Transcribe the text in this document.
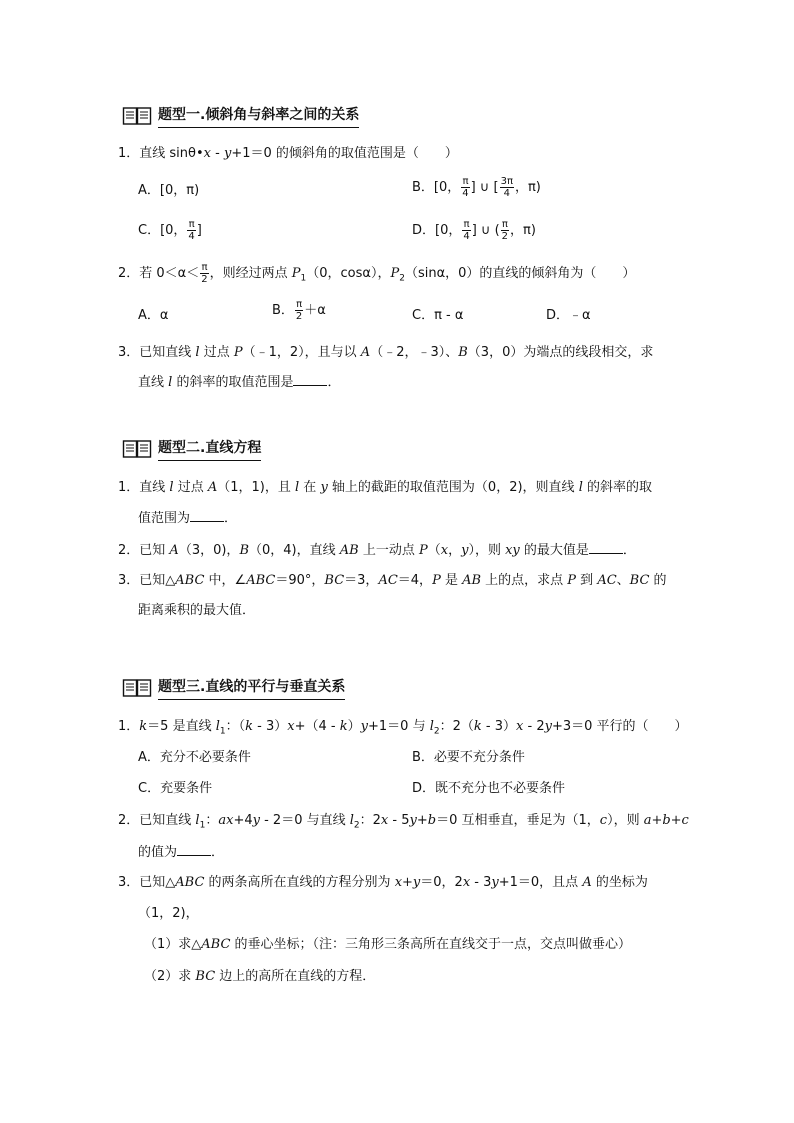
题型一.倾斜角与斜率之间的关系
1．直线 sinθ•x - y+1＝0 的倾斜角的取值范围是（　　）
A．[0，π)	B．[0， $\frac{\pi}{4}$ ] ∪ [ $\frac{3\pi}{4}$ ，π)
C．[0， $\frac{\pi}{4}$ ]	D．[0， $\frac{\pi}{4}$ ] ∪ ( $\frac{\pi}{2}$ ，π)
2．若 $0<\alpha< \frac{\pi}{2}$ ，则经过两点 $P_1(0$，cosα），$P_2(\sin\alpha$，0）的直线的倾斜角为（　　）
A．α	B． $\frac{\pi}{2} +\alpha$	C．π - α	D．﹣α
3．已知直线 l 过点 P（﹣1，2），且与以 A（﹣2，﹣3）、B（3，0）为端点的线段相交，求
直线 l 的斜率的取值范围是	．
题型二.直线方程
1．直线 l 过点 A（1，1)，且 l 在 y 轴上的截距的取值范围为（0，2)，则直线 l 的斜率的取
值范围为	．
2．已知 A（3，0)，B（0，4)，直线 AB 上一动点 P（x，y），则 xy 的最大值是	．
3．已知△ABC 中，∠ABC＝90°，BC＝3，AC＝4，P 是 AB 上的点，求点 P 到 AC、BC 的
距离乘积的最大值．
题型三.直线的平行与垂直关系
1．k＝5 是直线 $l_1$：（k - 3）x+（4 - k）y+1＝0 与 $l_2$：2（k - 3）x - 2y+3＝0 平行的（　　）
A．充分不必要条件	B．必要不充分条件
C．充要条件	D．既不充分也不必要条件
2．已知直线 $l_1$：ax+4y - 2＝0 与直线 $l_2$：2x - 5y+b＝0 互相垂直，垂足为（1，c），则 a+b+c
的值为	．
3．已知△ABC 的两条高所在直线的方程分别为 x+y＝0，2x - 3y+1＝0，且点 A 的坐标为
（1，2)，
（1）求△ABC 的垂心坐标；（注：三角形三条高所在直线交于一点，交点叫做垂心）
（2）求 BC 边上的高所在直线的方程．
◇ ◇ ◇ ◇
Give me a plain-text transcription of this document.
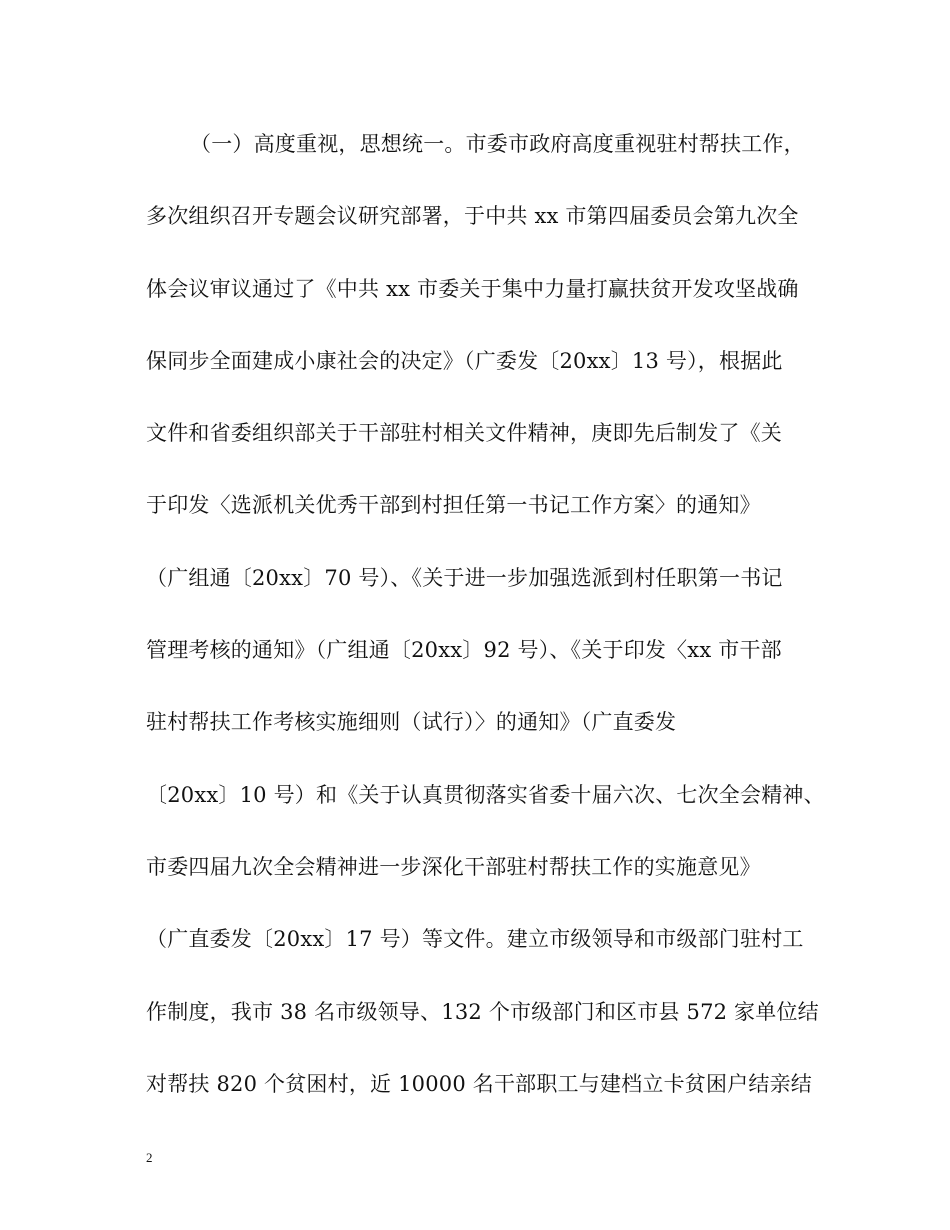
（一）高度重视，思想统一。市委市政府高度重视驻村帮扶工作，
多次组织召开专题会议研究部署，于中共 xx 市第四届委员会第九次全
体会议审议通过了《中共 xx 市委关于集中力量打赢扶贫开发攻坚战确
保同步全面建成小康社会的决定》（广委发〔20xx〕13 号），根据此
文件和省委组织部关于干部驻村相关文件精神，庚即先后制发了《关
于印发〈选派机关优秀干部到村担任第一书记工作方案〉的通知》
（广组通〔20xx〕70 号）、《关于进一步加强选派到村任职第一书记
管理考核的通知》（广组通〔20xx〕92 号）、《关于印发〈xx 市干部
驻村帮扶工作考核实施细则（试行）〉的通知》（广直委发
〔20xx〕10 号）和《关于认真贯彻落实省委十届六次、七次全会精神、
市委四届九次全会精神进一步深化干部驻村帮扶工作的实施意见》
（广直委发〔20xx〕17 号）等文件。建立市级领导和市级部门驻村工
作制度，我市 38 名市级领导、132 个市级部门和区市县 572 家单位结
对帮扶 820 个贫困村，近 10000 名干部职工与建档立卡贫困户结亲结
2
◇ ◇ ◇ ◇
» Aim: Look over the listing above. Pick out and copy every line that includes "document".

» Solution for this task:
Transcribe the text in this document.
Give me a plain-text transcription of this document.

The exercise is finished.